Material to process:

• • • • •

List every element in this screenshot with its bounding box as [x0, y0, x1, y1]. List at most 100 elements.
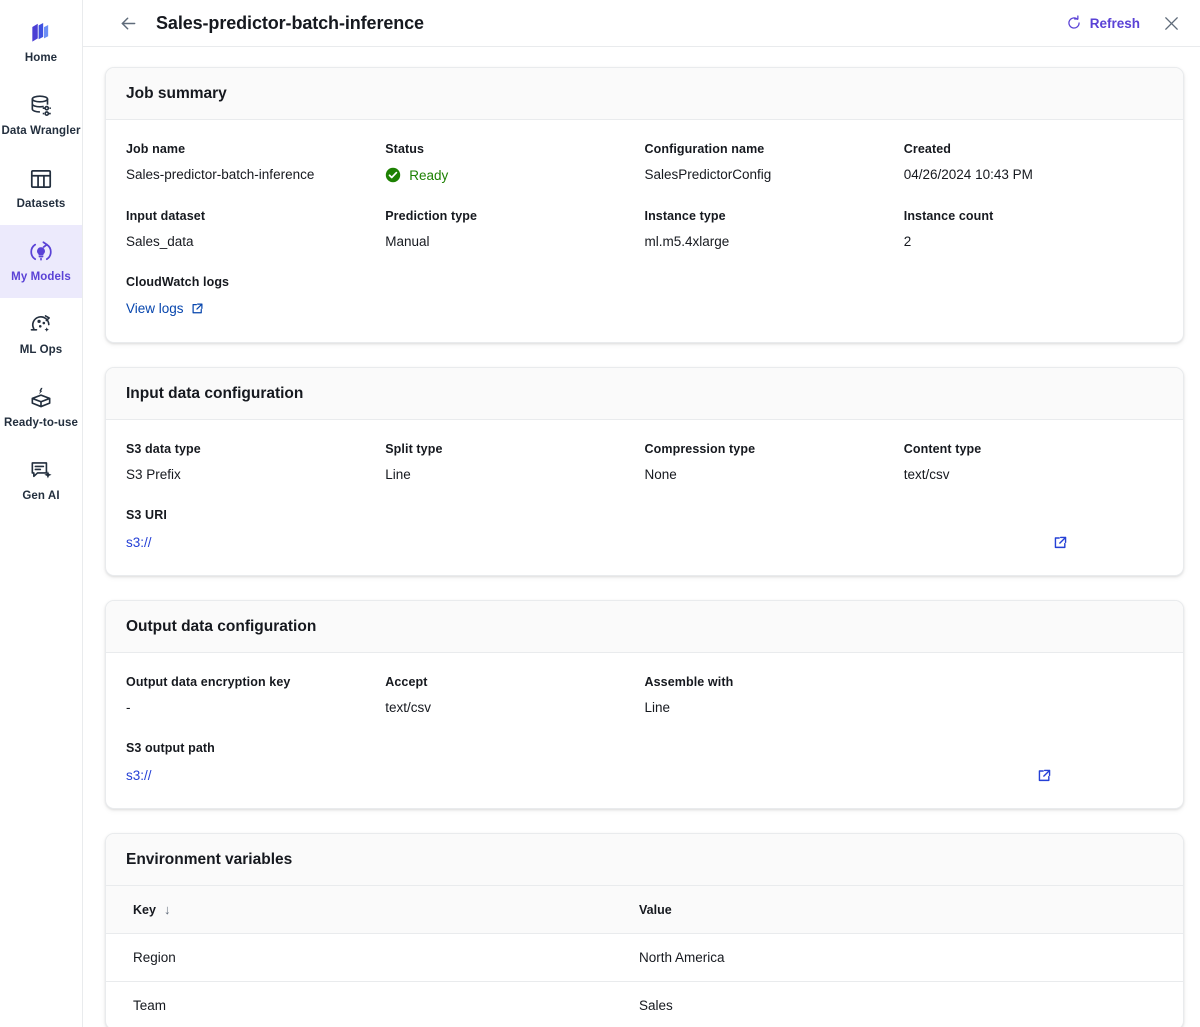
view-logs-link[interactable]: View logs	[126, 301, 204, 316]
field-label: S3 URI	[126, 508, 1163, 522]
field-label: Input dataset	[126, 209, 385, 223]
field-value: Sales_data	[126, 234, 385, 249]
app-root: Home Data Wrangler	[0, 0, 1200, 1027]
field-assemble-with: Assemble with Line	[645, 675, 904, 715]
field-label: Job name	[126, 142, 385, 156]
sidebar-item-label: My Models	[11, 272, 71, 284]
sidebar-item-label: Gen AI	[22, 491, 59, 503]
content-scroll-area: Job summary Job name Sales-predictor-bat…	[83, 47, 1200, 1027]
sidebar-item-label: Datasets	[17, 199, 66, 211]
table-header-row: Key ↓ Value	[106, 886, 1183, 934]
field-prediction-type: Prediction type Manual	[385, 209, 644, 249]
field-s3-uri: S3 URI s3://	[126, 508, 1163, 551]
s3-output-path-row: s3://	[126, 766, 1163, 784]
field-value: text/csv	[385, 700, 644, 715]
gen-ai-icon	[28, 458, 54, 484]
status-badge: Ready	[385, 167, 644, 183]
environment-variables-card: Environment variables Key ↓	[105, 833, 1184, 1027]
field-label: Instance type	[645, 209, 904, 223]
input-data-fields: S3 data type S3 Prefix Split type Line C…	[126, 442, 1163, 482]
status-text: Ready	[409, 168, 448, 183]
field-label: Created	[904, 142, 1163, 156]
field-value: 2	[904, 234, 1163, 249]
refresh-button[interactable]: Refresh	[1066, 15, 1140, 31]
ml-ops-icon	[28, 312, 54, 338]
field-content-type: Content type text/csv	[904, 442, 1163, 482]
field-label: Prediction type	[385, 209, 644, 223]
section-title: Input data configuration	[126, 385, 1163, 403]
top-bar: Sales-predictor-batch-inference Refresh	[83, 0, 1200, 47]
sidebar-item-datasets[interactable]: Datasets	[0, 152, 82, 225]
field-value: -	[126, 700, 385, 715]
table-head: Key ↓ Value	[106, 886, 1183, 934]
open-s3-uri-external-link-icon[interactable]	[1051, 533, 1069, 551]
cell-value: Sales	[639, 982, 1183, 1027]
field-label: S3 output path	[126, 741, 1163, 755]
view-logs-label: View logs	[126, 301, 184, 316]
field-value: 04/26/2024 10:43 PM	[904, 167, 1163, 182]
check-circle-icon	[385, 167, 401, 183]
field-value: None	[645, 467, 904, 482]
field-spacer	[904, 675, 1163, 715]
card-header: Job summary	[106, 68, 1183, 120]
card-body: Job name Sales-predictor-batch-inference…	[106, 120, 1183, 342]
left-sidebar: Home Data Wrangler	[0, 0, 83, 1027]
field-label: Output data encryption key	[126, 675, 385, 689]
field-value: Line	[385, 467, 644, 482]
column-header-value[interactable]: Value	[639, 886, 1183, 934]
output-data-configuration-card: Output data configuration Output data en…	[105, 600, 1184, 809]
sort-descending-icon: ↓	[164, 902, 171, 917]
card-header: Output data configuration	[106, 601, 1183, 653]
field-label: Compression type	[645, 442, 904, 456]
field-label: Assemble with	[645, 675, 904, 689]
sidebar-item-data-wrangler[interactable]: Data Wrangler	[0, 79, 82, 152]
cell-key: Region	[106, 934, 639, 982]
column-header-label: Key	[133, 903, 156, 917]
field-value: Line	[645, 700, 904, 715]
field-label: CloudWatch logs	[126, 275, 1163, 289]
table-row: Region North America	[106, 934, 1183, 982]
table-body: Region North America Team Sales	[106, 934, 1183, 1027]
sidebar-item-gen-ai[interactable]: Gen AI	[0, 444, 82, 517]
field-value: SalesPredictorConfig	[645, 167, 904, 182]
field-label: Content type	[904, 442, 1163, 456]
field-s3-output-path: S3 output path s3://	[126, 741, 1163, 784]
field-created: Created 04/26/2024 10:43 PM	[904, 142, 1163, 183]
field-value: Sales-predictor-batch-inference	[126, 167, 385, 182]
s3-output-path-link[interactable]: s3://	[126, 768, 152, 783]
field-cloudwatch-logs: CloudWatch logs View logs	[126, 275, 1163, 318]
field-label: Accept	[385, 675, 644, 689]
arrow-left-icon[interactable]	[117, 12, 139, 34]
field-value: ml.m5.4xlarge	[645, 234, 904, 249]
field-configuration-name: Configuration name SalesPredictorConfig	[645, 142, 904, 183]
input-data-configuration-card: Input data configuration S3 data type S3…	[105, 367, 1184, 576]
sidebar-item-home[interactable]: Home	[0, 6, 82, 79]
column-header-key-inner[interactable]: Key ↓	[133, 902, 170, 917]
home-books-icon	[28, 20, 54, 46]
output-data-fields: Output data encryption key - Accept text…	[126, 675, 1163, 715]
field-label: Split type	[385, 442, 644, 456]
sidebar-item-my-models[interactable]: My Models	[0, 225, 82, 298]
field-value: text/csv	[904, 467, 1163, 482]
sidebar-item-ready-to-use[interactable]: Ready-to-use	[0, 371, 82, 444]
s3-uri-link[interactable]: s3://	[126, 535, 152, 550]
sidebar-item-label: Ready-to-use	[4, 418, 78, 430]
sidebar-item-ml-ops[interactable]: ML Ops	[0, 298, 82, 371]
refresh-label: Refresh	[1090, 16, 1140, 31]
field-s3-data-type: S3 data type S3 Prefix	[126, 442, 385, 482]
card-body: S3 data type S3 Prefix Split type Line C…	[106, 420, 1183, 575]
column-header-key[interactable]: Key ↓	[106, 886, 639, 934]
open-s3-output-path-external-link-icon[interactable]	[1035, 766, 1053, 784]
field-label: S3 data type	[126, 442, 385, 456]
field-value: S3 Prefix	[126, 467, 385, 482]
main-region: Sales-predictor-batch-inference Refresh	[83, 0, 1200, 1027]
sidebar-item-label: Data Wrangler	[1, 126, 80, 138]
field-job-name: Job name Sales-predictor-batch-inference	[126, 142, 385, 183]
s3-uri-row: s3://	[126, 533, 1163, 551]
job-summary-fields: Job name Sales-predictor-batch-inference…	[126, 142, 1163, 249]
datasets-table-icon	[28, 166, 54, 192]
close-icon[interactable]	[1160, 12, 1182, 34]
data-wrangler-icon	[28, 93, 54, 119]
section-title: Environment variables	[126, 851, 1163, 869]
cell-value: North America	[639, 934, 1183, 982]
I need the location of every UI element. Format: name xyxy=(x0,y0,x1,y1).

• • • • •

Set task: Please put every line of the material above into a Markdown table with the columns Row and Text, numbering the rows and skipping blank lines. Leave the pictures out.

Task answer:
| Row | Text |
|---|---|
| 1 | List every element in this screenshot with its bounding box as [x0, y0, x1, y1]. List at most 100 elements. |
| 2 | view-logs-link[interactable]: View logs	[126, 301, 204, 316] |
| 3 | field-label: S3 URI	[126, 508, 1163, 522] |
| 4 | field-label: Input dataset	[126, 209, 385, 223] |
| 5 | field-value: Sales_data	[126, 234, 385, 249] |
| 6 | app-root: Home Data Wrangler	[0, 0, 1200, 1027] |
| 7 | field-assemble-with: Assemble with Line	[645, 675, 904, 715] |
| 8 | field-label: Job name	[126, 142, 385, 156] |
| 9 | sidebar-item-label: My Models	[11, 272, 71, 284] |
| 10 | sidebar-item-label: Gen AI	[22, 491, 59, 503] |
| 11 | content-scroll-area: Job summary Job name Sales-predictor-bat…	[83, 47, 1200, 1027] |
| 12 | sidebar-item-label: Datasets	[17, 199, 66, 211] |
| 13 | table-header-row: Key ↓ Value	[106, 886, 1183, 934] |
| 14 | field-prediction-type: Prediction type Manual	[385, 209, 644, 249] |
| 15 | field-s3-uri: S3 URI s3://	[126, 508, 1163, 551] |
| 16 | s3-output-path-row: s3://	[126, 766, 1163, 784] |
| 17 | field-value: text/csv	[385, 700, 644, 715] |
| 18 | gen-ai-icon	[28, 458, 54, 484] |
| 19 | status-badge: Ready	[385, 167, 644, 183] |
| 20 | environment-variables-card: Environment variables Key ↓	[105, 833, 1184, 1027] |
| 21 | field-label: Instance type	[645, 209, 904, 223] |
| 22 | input-data-fields: S3 data type S3 Prefix Split type Line C…	[126, 442, 1163, 482] |
| 23 | status-text: Ready	[409, 168, 448, 183] |
| 24 | field-label: Created	[904, 142, 1163, 156] |
| 25 | field-value: 2	[904, 234, 1163, 249] |
| 26 | refresh-button[interactable]: Refresh	[1066, 15, 1140, 31] |
| 27 | ml-ops-icon	[28, 312, 54, 338] |
| 28 | field-content-type: Content type text/csv	[904, 442, 1163, 482] |
| 29 | field-label: Prediction type	[385, 209, 644, 223] |
| 30 | section-title: Input data configuration	[126, 385, 1163, 403] |
| 31 | top-bar: Sales-predictor-batch-inference Refresh	[83, 0, 1200, 47] |
| 32 | sidebar-item-datasets[interactable]: Datasets	[0, 152, 82, 225] |
| 33 | field-value: -	[126, 700, 385, 715] |
| 34 | table-head: Key ↓ Value	[106, 886, 1183, 934] |
| 35 | open-s3-uri-external-link-icon[interactable]	[1051, 533, 1069, 551] |
| 36 | cell-value: Sales	[639, 982, 1183, 1027] |
| 37 | field-label: S3 output path	[126, 741, 1163, 755] |
| 38 | view-logs-label: View logs	[126, 301, 184, 316] |
| 39 | field-value: 04/26/2024 10:43 PM	[904, 167, 1163, 182] |
| 40 | check-circle-icon	[385, 167, 401, 183] |
| 41 | field-value: None	[645, 467, 904, 482] |
| 42 | field-spacer	[904, 675, 1163, 715] |
| 43 | card-header: Job summary	[106, 68, 1183, 120] |
| 44 | card-body: Job name Sales-predictor-batch-inference…	[106, 120, 1183, 342] |
| 45 | left-sidebar: Home Data Wrangler	[0, 0, 83, 1027] |
| 46 | field-label: Output data encryption key	[126, 675, 385, 689] |
| 47 | field-value: Line	[385, 467, 644, 482] |
| 48 | column-header-value[interactable]: Value	[639, 886, 1183, 934] |
| 49 | output-data-configuration-card: Output data configuration Output data en…	[105, 600, 1184, 809] |
| 50 | sort-descending-icon: ↓	[164, 902, 171, 917] |
| 51 | card-header: Output data configuration	[106, 601, 1183, 653] |
| 52 | field-label: Compression type	[645, 442, 904, 456] |
| 53 | field-label: Assemble with	[645, 675, 904, 689] |
| 54 | sidebar-item-data-wrangler[interactable]: Data Wrangler	[0, 79, 82, 152] |
| 55 | cell-key: Region	[106, 934, 639, 982] |
| 56 | column-header-label: Key	[133, 903, 156, 917] |
| 57 | field-value: Line	[645, 700, 904, 715] |
| 58 | field-label: CloudWatch logs	[126, 275, 1163, 289] |
| 59 | table-row: Region North America	[106, 934, 1183, 982] |
| 60 | table-body: Region North America Team Sales	[106, 934, 1183, 1027] |
| 61 | sidebar-item-gen-ai[interactable]: Gen AI	[0, 444, 82, 517] |
| 62 | field-value: SalesPredictorConfig	[645, 167, 904, 182] |
| 63 | field-label: Content type	[904, 442, 1163, 456] |
| 64 | field-s3-output-path: S3 output path s3://	[126, 741, 1163, 784] |
| 65 | field-created: Created 04/26/2024 10:43 PM	[904, 142, 1163, 183] |
| 66 | field-value: Sales-predictor-batch-inference	[126, 167, 385, 182] |
| 67 | s3-output-path-link[interactable]: s3://	[126, 768, 152, 783] |
| 68 | field-cloudwatch-logs: CloudWatch logs View logs	[126, 275, 1163, 318] |
| 69 | field-label: Accept	[385, 675, 644, 689] |
| 70 | arrow-left-icon[interactable]	[117, 12, 139, 34] |
| 71 | field-value: ml.m5.4xlarge	[645, 234, 904, 249] |
| 72 | field-configuration-name: Configuration name SalesPredictorConfig	[645, 142, 904, 183] |
| 73 | input-data-configuration-card: Input data configuration S3 data type S3…	[105, 367, 1184, 576] |
| 74 | sidebar-item-home[interactable]: Home	[0, 6, 82, 79] |
| 75 | column-header-key-inner[interactable]: Key ↓	[133, 902, 170, 917] |
| 76 | home-books-icon	[28, 20, 54, 46] |
| 77 | output-data-fields: Output data encryption key - Accept text…	[126, 675, 1163, 715] |
| 78 | field-label: Split type	[385, 442, 644, 456] |
| 79 | sidebar-item-my-models[interactable]: My Models	[0, 225, 82, 298] |
| 80 | field-value: text/csv	[904, 467, 1163, 482] |
| 81 | sidebar-item-ready-to-use[interactable]: Ready-to-use	[0, 371, 82, 444] |
| 82 | s3-uri-link[interactable]: s3://	[126, 535, 152, 550] |
| 83 | sidebar-item-label: Ready-to-use	[4, 418, 78, 430] |
| 84 | sidebar-item-ml-ops[interactable]: ML Ops	[0, 298, 82, 371] |
| 85 | refresh-label: Refresh	[1090, 16, 1140, 31] |
| 86 | field-s3-data-type: S3 data type S3 Prefix	[126, 442, 385, 482] |
| 87 | card-body: S3 data type S3 Prefix Split type Line C…	[106, 420, 1183, 575] |
| 88 | column-header-key[interactable]: Key ↓	[106, 886, 639, 934] |
| 89 | open-s3-output-path-external-link-icon[interactable]	[1035, 766, 1053, 784] |
| 90 | field-label: S3 data type	[126, 442, 385, 456] |
| 91 | field-value: S3 Prefix	[126, 467, 385, 482] |
| 92 | main-region: Sales-predictor-batch-inference Refresh	[83, 0, 1200, 1027] |
| 93 | sidebar-item-label: Data Wrangler	[1, 126, 80, 138] |
| 94 | field-job-name: Job name Sales-predictor-batch-inference	[126, 142, 385, 183] |
| 95 | s3-uri-row: s3://	[126, 533, 1163, 551] |
| 96 | job-summary-fields: Job name Sales-predictor-batch-inference…	[126, 142, 1163, 249] |
| 97 | datasets-table-icon	[28, 166, 54, 192] |
| 98 | close-icon[interactable]	[1160, 12, 1182, 34] |
| 99 | data-wrangler-icon	[28, 93, 54, 119] |
| 100 | section-title: Environment variables	[126, 851, 1163, 869] |
| 101 | cell-value: North America	[639, 934, 1183, 982] |
| 102 | I need the location of every UI element. Format: name xyxy=(x0,y0,x1,y1). |